The request —
Gather all lines in the data that hold the string "zároveň".
◇ ◇ ◇ ◇ ◇ ◇ ◇
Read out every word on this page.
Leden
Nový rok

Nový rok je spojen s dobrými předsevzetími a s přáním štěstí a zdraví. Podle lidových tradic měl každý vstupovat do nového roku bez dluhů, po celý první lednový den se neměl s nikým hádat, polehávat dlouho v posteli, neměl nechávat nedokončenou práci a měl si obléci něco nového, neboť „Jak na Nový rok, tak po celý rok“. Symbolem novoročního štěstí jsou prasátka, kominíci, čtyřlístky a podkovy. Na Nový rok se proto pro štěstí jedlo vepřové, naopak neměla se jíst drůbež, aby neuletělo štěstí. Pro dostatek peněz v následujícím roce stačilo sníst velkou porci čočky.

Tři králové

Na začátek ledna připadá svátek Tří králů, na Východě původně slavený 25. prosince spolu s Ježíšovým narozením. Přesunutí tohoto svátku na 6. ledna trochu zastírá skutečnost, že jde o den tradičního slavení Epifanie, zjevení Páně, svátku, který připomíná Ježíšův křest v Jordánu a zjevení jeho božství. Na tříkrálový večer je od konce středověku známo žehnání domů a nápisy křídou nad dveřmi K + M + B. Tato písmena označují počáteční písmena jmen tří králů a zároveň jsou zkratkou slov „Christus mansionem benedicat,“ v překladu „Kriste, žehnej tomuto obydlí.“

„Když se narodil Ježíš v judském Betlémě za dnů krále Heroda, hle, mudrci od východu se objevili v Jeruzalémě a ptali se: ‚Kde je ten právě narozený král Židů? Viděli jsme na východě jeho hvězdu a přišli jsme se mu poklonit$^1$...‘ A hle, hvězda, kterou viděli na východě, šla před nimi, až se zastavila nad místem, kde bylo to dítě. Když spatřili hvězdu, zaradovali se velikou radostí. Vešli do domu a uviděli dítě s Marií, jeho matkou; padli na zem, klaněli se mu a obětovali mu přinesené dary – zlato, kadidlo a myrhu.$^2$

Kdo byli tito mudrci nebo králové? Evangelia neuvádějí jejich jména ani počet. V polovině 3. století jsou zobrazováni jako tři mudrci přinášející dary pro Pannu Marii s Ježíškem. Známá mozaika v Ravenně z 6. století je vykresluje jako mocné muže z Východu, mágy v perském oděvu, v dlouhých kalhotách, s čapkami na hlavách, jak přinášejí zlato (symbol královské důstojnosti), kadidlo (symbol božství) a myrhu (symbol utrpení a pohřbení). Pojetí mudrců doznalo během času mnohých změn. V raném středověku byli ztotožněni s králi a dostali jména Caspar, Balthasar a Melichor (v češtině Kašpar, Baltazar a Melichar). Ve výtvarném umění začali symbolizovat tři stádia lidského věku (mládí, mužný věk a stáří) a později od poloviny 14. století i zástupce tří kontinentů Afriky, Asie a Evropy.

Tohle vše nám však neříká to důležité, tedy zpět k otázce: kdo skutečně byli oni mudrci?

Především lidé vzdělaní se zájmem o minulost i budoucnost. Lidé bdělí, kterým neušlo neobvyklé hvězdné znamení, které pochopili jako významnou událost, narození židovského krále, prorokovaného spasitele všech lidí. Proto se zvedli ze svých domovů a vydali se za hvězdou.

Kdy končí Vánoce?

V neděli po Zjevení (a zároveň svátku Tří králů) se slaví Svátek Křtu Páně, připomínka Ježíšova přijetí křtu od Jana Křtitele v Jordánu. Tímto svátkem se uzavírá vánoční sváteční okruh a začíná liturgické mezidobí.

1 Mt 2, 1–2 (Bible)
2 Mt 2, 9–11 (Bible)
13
◇ ◇ ◇ ◇ ◇ ◇ ◇
Full response —
Na začátek ledna připadá svátek Tří králů, na Východě původně slavený 25. prosince spolu s Ježíšovým narozením. Přesunutí tohoto svátku na 6. ledna trochu zastírá skutečnost, že jde o den tradičního slavení Epifanie, zjevení Páně, svátku, který připomíná Ježíšův křest v Jordánu a zjevení jeho božství. Na tříkrálový večer je od konce středověku známo žehnání domů a nápisy křídou nad dveřmi K + M + B. Tato písmena označují počáteční písmena jmen tří králů a zároveň jsou zkratkou slov „Christus mansionem benedicat,“ v překladu „Kriste, žehnej tomuto obydlí.“
V neděli po Zjevení (a zároveň svátku Tří králů) se slaví Svátek Křtu Páně, připomínka Ježíšova přijetí křtu od Jana Křtitele v Jordánu. Tímto svátkem se uzavírá vánoční sváteční okruh a začíná liturgické mezidobí.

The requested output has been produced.